### TASK GOAL
Output the records. Match them exactly.

### TASK DATA
-------

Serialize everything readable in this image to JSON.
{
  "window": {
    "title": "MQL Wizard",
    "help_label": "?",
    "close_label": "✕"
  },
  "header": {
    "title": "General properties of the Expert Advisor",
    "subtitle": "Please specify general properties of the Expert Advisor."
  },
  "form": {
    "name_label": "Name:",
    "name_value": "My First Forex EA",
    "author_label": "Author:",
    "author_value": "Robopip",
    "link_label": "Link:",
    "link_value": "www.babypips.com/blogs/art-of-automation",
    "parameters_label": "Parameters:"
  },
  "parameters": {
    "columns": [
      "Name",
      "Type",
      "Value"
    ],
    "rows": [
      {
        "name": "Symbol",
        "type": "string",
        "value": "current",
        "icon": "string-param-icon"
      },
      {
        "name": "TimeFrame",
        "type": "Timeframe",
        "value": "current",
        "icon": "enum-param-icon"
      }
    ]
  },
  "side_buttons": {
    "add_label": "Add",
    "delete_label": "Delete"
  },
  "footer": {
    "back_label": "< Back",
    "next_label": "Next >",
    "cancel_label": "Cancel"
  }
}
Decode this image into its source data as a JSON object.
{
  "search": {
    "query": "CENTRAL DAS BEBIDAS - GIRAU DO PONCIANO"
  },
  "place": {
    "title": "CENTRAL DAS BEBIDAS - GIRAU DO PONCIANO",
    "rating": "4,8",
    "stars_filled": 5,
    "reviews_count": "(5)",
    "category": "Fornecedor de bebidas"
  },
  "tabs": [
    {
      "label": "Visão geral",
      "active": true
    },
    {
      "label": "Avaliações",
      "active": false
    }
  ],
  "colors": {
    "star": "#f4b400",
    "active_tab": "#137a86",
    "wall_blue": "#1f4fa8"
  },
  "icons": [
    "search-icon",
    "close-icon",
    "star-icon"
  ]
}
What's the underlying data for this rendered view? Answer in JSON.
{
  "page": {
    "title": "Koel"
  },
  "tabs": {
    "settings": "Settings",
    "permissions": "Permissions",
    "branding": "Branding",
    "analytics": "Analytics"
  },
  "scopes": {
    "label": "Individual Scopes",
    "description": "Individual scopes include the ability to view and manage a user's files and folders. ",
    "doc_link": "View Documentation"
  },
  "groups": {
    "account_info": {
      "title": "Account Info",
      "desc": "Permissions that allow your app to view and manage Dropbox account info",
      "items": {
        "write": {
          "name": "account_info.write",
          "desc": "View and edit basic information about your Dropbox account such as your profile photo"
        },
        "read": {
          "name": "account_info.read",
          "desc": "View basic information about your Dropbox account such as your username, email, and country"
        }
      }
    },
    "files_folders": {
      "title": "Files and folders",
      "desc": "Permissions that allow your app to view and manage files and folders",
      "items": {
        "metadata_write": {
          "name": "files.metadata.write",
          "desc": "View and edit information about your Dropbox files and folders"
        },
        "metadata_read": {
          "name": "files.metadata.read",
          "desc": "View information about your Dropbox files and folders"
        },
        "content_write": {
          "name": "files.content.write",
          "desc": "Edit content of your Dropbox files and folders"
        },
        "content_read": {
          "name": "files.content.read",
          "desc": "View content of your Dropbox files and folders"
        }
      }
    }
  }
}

-------

### ANSWER TO THIS EXERCISE
Serialize everything readable in this image to JSON.
{
  "window": {
    "title": "MQL Wizard",
    "help_label": "?",
    "close_label": "✕"
  },
  "header": {
    "title": "General properties of the Expert Advisor",
    "subtitle": "Please specify general properties of the Expert Advisor."
  },
  "form": {
    "name_label": "Name:",
    "name_value": "My First Forex EA",
    "author_label": "Author:",
    "author_value": "Robopip",
    "link_label": "Link:",
    "link_value": "www.babypips.com/blogs/art-of-automation",
    "parameters_label": "Parameters:"
  },
  "parameters": {
    "columns": [
      "Name",
      "Type",
      "Value"
    ],
    "rows": [
      {
        "name": "Symbol",
        "type": "string",
        "value": "current",
        "icon": "string-param-icon"
      },
      {
        "name": "TimeFrame",
        "type": "Timeframe",
        "value": "current",
        "icon": "enum-param-icon"
      }
    ]
  },
  "side_buttons": {
    "add_label": "Add",
    "delete_label": "Delete"
  },
  "footer": {
    "back_label": "< Back",
    "next_label": "Next >",
    "cancel_label": "Cancel"
  }
}
Decode this image into its source data as a JSON object.
{
  "search": {
    "query": "CENTRAL DAS BEBIDAS - GIRAU DO PONCIANO"
  },
  "place": {
    "title": "CENTRAL DAS BEBIDAS - GIRAU DO PONCIANO",
    "rating": "4,8",
    "stars_filled": 5,
    "reviews_count": "(5)",
    "category": "Fornecedor de bebidas"
  },
  "tabs": [
    {
      "label": "Visão geral",
      "active": true
    },
    {
      "label": "Avaliações",
      "active": false
    }
  ],
  "colors": {
    "star": "#f4b400",
    "active_tab": "#137a86",
    "wall_blue": "#1f4fa8"
  },
  "icons": [
    "search-icon",
    "close-icon",
    "star-icon"
  ]
}
What's the underlying data for this rendered view? Answer in JSON.
{
  "page": {
    "title": "Koel"
  },
  "tabs": {
    "settings": "Settings",
    "permissions": "Permissions",
    "branding": "Branding",
    "analytics": "Analytics"
  },
  "scopes": {
    "label": "Individual Scopes",
    "description": "Individual scopes include the ability to view and manage a user's files and folders. ",
    "doc_link": "View Documentation"
  },
  "groups": {
    "account_info": {
      "title": "Account Info",
      "desc": "Permissions that allow your app to view and manage Dropbox account info",
      "items": {
        "write": {
          "name": "account_info.write",
          "desc": "View and edit basic information about your Dropbox account such as your profile photo"
        },
        "read": {
          "name": "account_info.read",
          "desc": "View basic information about your Dropbox account such as your username, email, and country"
        }
      }
    },
    "files_folders": {
      "title": "Files and folders",
      "desc": "Permissions that allow your app to view and manage files and folders",
      "items": {
        "metadata_write": {
          "name": "files.metadata.write",
          "desc": "View and edit information about your Dropbox files and folders"
        },
        "metadata_read": {
          "name": "files.metadata.read",
          "desc": "View information about your Dropbox files and folders"
        },
        "content_write": {
          "name": "files.content.write",
          "desc": "Edit content of your Dropbox files and folders"
        },
        "content_read": {
          "name": "files.content.read",
          "desc": "View content of your Dropbox files and folders"
        }
      }
    }
  }
}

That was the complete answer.